Task description - Search the data for the word "true" and copy every line that contains it.

---------- Data for this task

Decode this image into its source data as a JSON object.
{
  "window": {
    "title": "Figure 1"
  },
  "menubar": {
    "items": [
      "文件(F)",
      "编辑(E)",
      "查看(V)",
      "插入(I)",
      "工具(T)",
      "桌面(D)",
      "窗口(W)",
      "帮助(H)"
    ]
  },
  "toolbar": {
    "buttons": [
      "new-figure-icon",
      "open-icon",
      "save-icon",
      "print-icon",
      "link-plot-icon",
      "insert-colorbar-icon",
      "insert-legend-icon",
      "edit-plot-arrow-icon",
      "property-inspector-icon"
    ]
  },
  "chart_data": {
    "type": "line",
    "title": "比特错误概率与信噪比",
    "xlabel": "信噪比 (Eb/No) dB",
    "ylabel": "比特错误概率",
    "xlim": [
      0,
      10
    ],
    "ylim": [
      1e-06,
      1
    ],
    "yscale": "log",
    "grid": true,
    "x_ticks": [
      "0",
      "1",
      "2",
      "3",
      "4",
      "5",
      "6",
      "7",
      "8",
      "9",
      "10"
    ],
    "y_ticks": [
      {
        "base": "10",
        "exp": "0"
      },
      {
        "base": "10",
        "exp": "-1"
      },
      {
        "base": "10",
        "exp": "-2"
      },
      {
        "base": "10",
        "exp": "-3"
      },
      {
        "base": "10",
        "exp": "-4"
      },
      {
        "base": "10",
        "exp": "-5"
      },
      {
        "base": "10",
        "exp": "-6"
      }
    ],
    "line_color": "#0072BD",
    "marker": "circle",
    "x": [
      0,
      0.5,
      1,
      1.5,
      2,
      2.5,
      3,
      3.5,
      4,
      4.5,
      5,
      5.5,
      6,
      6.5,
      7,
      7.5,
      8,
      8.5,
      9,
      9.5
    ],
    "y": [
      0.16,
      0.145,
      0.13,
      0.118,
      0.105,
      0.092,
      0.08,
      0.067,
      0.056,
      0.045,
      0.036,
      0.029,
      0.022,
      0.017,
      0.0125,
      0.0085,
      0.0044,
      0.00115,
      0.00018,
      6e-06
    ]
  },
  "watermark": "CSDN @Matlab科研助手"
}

--------------------
---------- Data for this task

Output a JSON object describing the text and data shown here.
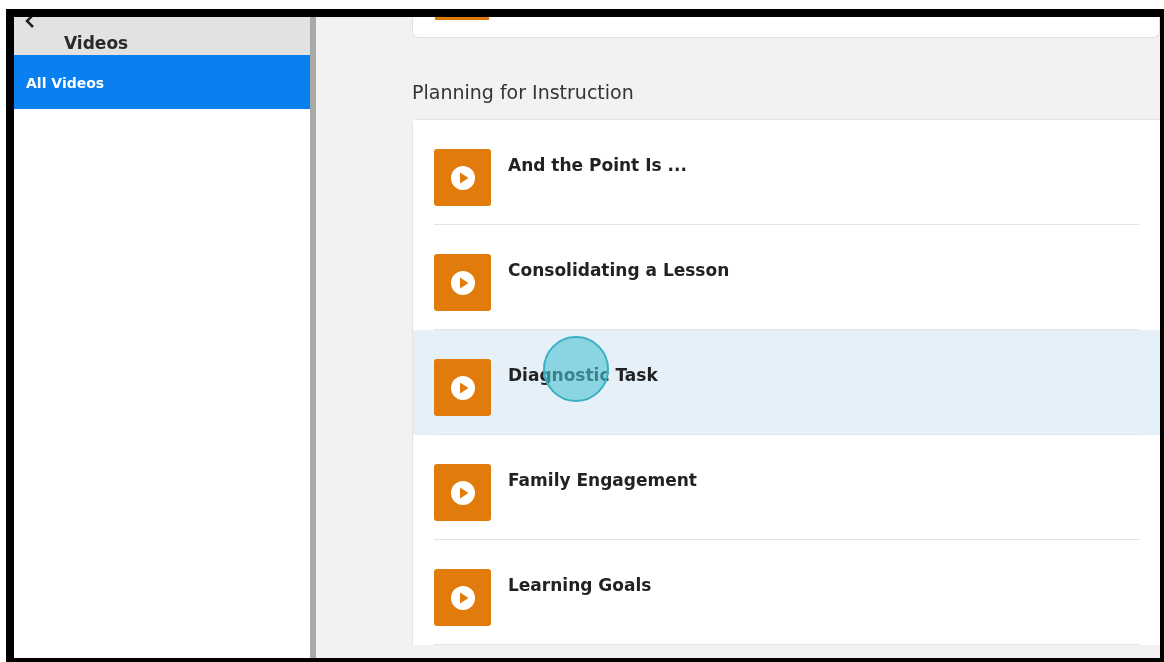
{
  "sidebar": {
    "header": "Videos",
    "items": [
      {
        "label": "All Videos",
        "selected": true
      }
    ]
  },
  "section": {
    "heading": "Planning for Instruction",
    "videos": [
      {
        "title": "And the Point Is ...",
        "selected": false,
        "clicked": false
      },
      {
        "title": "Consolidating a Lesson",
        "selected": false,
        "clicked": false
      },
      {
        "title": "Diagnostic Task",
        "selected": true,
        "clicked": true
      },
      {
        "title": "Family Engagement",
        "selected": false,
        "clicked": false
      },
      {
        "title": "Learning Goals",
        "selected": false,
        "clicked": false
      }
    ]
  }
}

--------------------

Worked answer -
    "grid": true,
        "selected": true
        "selected": true,
        "clicked": true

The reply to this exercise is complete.